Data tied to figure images
——————————

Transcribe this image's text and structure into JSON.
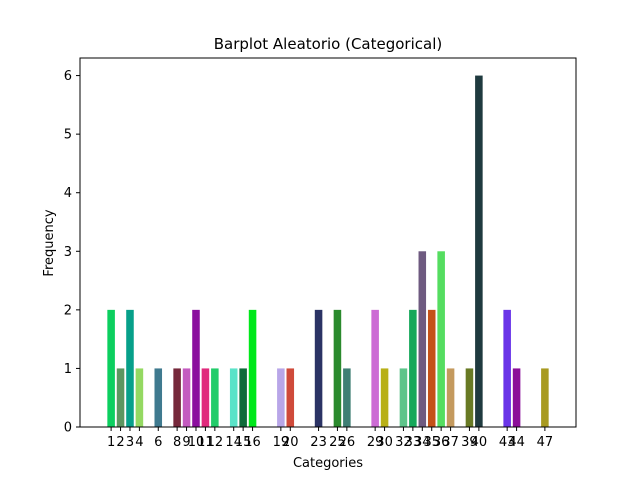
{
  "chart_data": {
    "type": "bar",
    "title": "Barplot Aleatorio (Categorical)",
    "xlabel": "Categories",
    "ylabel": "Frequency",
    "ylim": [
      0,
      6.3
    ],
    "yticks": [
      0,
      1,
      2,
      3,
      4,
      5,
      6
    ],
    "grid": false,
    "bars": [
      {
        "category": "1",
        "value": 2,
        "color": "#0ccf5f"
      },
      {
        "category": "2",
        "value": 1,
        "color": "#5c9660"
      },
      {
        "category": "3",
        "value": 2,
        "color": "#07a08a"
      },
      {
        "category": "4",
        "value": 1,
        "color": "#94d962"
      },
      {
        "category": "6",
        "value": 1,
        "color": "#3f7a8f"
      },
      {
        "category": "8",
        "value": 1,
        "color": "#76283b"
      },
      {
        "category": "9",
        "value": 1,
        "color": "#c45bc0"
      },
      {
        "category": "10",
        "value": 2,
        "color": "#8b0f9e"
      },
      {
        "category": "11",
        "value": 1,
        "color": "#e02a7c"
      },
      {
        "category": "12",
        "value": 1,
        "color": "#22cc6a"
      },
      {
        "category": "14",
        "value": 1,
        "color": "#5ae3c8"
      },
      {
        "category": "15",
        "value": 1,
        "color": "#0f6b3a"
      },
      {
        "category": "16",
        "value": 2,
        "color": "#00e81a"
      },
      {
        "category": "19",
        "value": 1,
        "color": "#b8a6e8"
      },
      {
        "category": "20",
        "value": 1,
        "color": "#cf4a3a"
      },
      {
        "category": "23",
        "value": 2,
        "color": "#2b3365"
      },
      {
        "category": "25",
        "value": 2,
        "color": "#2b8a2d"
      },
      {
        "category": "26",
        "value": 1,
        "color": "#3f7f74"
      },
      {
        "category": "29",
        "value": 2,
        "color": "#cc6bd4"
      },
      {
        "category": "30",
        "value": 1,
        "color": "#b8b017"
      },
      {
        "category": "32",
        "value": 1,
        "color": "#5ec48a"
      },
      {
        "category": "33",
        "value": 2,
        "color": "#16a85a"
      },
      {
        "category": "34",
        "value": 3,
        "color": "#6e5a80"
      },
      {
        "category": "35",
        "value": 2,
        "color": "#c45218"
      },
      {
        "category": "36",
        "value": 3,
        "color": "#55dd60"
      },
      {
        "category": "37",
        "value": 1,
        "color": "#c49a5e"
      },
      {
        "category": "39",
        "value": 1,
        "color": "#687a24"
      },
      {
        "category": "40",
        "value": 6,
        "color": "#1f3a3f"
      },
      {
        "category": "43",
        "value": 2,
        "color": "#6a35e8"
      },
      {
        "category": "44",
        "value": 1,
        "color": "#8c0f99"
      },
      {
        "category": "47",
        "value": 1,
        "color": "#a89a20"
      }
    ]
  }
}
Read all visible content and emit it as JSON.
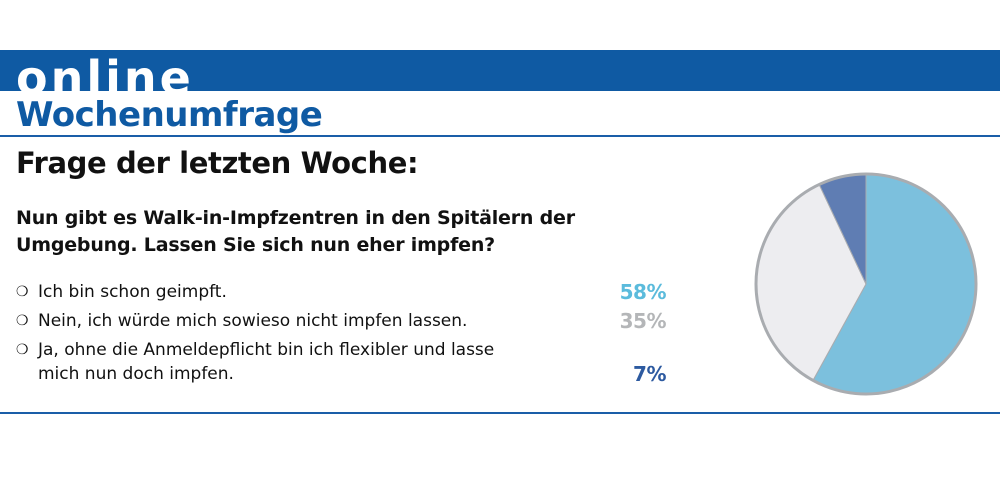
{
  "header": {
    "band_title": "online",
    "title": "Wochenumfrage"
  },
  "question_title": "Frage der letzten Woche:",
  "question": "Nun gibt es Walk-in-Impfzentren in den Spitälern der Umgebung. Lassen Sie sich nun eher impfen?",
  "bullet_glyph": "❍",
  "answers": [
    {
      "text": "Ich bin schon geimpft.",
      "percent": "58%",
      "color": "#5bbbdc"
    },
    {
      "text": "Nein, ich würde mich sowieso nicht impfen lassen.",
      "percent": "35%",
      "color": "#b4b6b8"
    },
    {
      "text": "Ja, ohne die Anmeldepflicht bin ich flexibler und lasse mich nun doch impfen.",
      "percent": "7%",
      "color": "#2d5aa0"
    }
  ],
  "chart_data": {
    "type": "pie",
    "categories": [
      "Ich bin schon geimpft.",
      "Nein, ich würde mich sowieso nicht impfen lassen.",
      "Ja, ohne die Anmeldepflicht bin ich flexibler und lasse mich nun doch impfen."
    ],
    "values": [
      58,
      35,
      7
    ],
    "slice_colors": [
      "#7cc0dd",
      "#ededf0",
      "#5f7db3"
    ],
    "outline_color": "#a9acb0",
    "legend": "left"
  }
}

——————————

_WHAT TO DO:_
Where a line of the data holds "würde", show that line.

_THE REPLY:_
      "text": "Nein, ich würde mich sowieso nicht impfen lassen.",
      "Nein, ich würde mich sowieso nicht impfen lassen.",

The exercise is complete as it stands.